>>>

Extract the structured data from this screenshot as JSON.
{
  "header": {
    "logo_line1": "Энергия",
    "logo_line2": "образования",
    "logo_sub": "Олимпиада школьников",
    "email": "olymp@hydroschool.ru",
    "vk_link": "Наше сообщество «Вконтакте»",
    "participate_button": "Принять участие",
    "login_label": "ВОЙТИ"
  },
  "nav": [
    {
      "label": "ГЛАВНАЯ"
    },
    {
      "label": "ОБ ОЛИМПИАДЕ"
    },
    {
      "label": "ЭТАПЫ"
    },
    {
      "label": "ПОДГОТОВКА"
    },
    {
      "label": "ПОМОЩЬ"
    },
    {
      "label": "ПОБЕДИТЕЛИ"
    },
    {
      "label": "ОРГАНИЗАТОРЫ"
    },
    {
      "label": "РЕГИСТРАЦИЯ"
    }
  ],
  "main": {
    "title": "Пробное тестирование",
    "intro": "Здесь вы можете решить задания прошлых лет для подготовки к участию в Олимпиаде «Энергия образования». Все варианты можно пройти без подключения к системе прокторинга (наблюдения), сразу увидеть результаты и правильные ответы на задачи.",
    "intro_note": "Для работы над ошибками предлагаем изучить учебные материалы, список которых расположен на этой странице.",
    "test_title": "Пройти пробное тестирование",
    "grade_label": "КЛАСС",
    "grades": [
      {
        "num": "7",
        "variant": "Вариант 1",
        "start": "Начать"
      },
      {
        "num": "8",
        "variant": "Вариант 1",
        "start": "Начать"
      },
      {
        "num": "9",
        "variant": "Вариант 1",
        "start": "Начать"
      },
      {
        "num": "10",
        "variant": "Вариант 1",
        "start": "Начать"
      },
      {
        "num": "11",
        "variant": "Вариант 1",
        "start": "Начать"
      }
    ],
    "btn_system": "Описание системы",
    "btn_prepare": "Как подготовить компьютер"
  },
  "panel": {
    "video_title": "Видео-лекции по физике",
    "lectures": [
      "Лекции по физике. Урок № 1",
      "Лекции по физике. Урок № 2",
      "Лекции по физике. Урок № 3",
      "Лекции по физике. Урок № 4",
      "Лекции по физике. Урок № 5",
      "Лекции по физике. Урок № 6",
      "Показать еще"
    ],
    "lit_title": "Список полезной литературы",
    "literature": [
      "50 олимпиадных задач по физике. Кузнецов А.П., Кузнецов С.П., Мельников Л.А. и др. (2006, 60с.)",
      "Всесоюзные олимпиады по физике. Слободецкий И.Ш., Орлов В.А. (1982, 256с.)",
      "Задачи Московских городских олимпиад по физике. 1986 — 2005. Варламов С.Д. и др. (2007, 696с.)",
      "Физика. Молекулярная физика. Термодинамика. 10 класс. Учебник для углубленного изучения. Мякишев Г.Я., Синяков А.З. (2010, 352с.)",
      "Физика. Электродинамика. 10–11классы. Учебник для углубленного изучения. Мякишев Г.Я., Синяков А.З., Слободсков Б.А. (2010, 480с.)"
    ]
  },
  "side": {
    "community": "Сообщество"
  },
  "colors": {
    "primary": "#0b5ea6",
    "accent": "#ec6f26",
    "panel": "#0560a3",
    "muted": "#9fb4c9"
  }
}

<<<

Print out every entry, keeping each one exact.

Result:
Extract the structured data from this screenshot as JSON.
{
  "header": {
    "logo_line1": "Энергия",
    "logo_line2": "образования",
    "logo_sub": "Олимпиада школьников",
    "email": "olymp@hydroschool.ru",
    "vk_link": "Наше сообщество «Вконтакте»",
    "participate_button": "Принять участие",
    "login_label": "ВОЙТИ"
  },
  "nav": [
    {
      "label": "ГЛАВНАЯ"
    },
    {
      "label": "ОБ ОЛИМПИАДЕ"
    },
    {
      "label": "ЭТАПЫ"
    },
    {
      "label": "ПОДГОТОВКА"
    },
    {
      "label": "ПОМОЩЬ"
    },
    {
      "label": "ПОБЕДИТЕЛИ"
    },
    {
      "label": "ОРГАНИЗАТОРЫ"
    },
    {
      "label": "РЕГИСТРАЦИЯ"
    }
  ],
  "main": {
    "title": "Пробное тестирование",
    "intro": "Здесь вы можете решить задания прошлых лет для подготовки к участию в Олимпиаде «Энергия образования». Все варианты можно пройти без подключения к системе прокторинга (наблюдения), сразу увидеть результаты и правильные ответы на задачи.",
    "intro_note": "Для работы над ошибками предлагаем изучить учебные материалы, список которых расположен на этой странице.",
    "test_title": "Пройти пробное тестирование",
    "grade_label": "КЛАСС",
    "grades": [
      {
        "num": "7",
        "variant": "Вариант 1",
        "start": "Начать"
      },
      {
        "num": "8",
        "variant": "Вариант 1",
        "start": "Начать"
      },
      {
        "num": "9",
        "variant": "Вариант 1",
        "start": "Начать"
      },
      {
        "num": "10",
        "variant": "Вариант 1",
        "start": "Начать"
      },
      {
        "num": "11",
        "variant": "Вариант 1",
        "start": "Начать"
      }
    ],
    "btn_system": "Описание системы",
    "btn_prepare": "Как подготовить компьютер"
  },
  "panel": {
    "video_title": "Видео-лекции по физике",
    "lectures": [
      "Лекции по физике. Урок № 1",
      "Лекции по физике. Урок № 2",
      "Лекции по физике. Урок № 3",
      "Лекции по физике. Урок № 4",
      "Лекции по физике. Урок № 5",
      "Лекции по физике. Урок № 6",
      "Показать еще"
    ],
    "lit_title": "Список полезной литературы",
    "literature": [
      "50 олимпиадных задач по физике. Кузнецов А.П., Кузнецов С.П., Мельников Л.А. и др. (2006, 60с.)",
      "Всесоюзные олимпиады по физике. Слободецкий И.Ш., Орлов В.А. (1982, 256с.)",
      "Задачи Московских городских олимпиад по физике. 1986 — 2005. Варламов С.Д. и др. (2007, 696с.)",
      "Физика. Молекулярная физика. Термодинамика. 10 класс. Учебник для углубленного изучения. Мякишев Г.Я., Синяков А.З. (2010, 352с.)",
      "Физика. Электродинамика. 10–11классы. Учебник для углубленного изучения. Мякишев Г.Я., Синяков А.З., Слободсков Б.А. (2010, 480с.)"
    ]
  },
  "side": {
    "community": "Сообщество"
  },
  "colors": {
    "primary": "#0b5ea6",
    "accent": "#ec6f26",
    "panel": "#0560a3",
    "muted": "#9fb4c9"
  }
}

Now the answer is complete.